►

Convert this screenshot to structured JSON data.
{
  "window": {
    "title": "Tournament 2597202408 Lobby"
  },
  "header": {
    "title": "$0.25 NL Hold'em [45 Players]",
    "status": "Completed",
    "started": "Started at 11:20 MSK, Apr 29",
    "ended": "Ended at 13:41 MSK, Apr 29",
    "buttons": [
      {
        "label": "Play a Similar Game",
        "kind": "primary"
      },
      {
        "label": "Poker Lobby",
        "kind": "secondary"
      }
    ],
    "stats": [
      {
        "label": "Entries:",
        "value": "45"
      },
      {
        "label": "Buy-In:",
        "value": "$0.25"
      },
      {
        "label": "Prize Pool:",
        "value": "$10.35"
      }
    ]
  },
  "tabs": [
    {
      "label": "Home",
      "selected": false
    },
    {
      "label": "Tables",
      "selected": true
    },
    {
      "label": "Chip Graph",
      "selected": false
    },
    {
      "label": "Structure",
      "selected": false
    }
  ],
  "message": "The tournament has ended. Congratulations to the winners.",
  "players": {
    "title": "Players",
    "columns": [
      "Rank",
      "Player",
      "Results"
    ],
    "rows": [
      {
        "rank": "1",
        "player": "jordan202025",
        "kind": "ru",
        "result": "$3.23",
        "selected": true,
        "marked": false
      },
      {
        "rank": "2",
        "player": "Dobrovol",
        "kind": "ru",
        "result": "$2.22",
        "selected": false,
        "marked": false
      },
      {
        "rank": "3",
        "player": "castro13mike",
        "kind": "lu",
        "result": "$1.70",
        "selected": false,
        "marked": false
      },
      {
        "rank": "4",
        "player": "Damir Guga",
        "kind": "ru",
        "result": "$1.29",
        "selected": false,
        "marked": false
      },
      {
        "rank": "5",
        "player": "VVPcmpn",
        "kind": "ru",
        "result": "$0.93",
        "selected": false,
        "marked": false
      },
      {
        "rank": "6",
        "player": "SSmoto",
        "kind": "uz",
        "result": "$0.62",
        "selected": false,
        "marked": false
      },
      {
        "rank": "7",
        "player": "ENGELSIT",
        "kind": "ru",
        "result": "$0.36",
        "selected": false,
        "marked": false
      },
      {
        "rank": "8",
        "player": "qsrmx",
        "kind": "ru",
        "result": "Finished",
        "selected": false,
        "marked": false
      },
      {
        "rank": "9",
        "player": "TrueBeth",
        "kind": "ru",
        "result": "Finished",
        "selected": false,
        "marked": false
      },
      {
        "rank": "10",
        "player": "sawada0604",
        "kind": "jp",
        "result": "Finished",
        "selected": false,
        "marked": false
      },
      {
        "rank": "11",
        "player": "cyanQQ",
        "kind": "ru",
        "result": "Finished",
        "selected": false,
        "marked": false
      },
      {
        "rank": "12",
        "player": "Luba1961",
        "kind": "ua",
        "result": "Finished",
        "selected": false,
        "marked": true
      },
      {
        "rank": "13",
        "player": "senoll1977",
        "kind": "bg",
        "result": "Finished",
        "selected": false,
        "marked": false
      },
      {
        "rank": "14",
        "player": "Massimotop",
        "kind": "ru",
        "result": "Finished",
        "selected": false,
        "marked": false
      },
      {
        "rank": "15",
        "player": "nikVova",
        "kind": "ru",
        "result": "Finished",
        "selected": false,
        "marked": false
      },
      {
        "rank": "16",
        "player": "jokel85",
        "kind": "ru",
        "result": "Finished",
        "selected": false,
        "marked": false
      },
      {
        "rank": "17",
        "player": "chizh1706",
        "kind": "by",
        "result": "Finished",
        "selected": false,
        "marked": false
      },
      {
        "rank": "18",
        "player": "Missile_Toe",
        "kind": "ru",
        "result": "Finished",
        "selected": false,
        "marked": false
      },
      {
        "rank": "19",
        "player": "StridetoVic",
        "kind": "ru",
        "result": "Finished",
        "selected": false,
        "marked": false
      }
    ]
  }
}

◄

:: TO DO ::
Pick out the lines containing the string "label".

:: ANSWER BELOW ::
        "label": "Play a Similar Game",
        "label": "Poker Lobby",
        "label": "Entries:",
        "label": "Buy-In:",
        "label": "Prize Pool:",
      "label": "Home",
      "label": "Tables",
      "label": "Chip Graph",
      "label": "Structure",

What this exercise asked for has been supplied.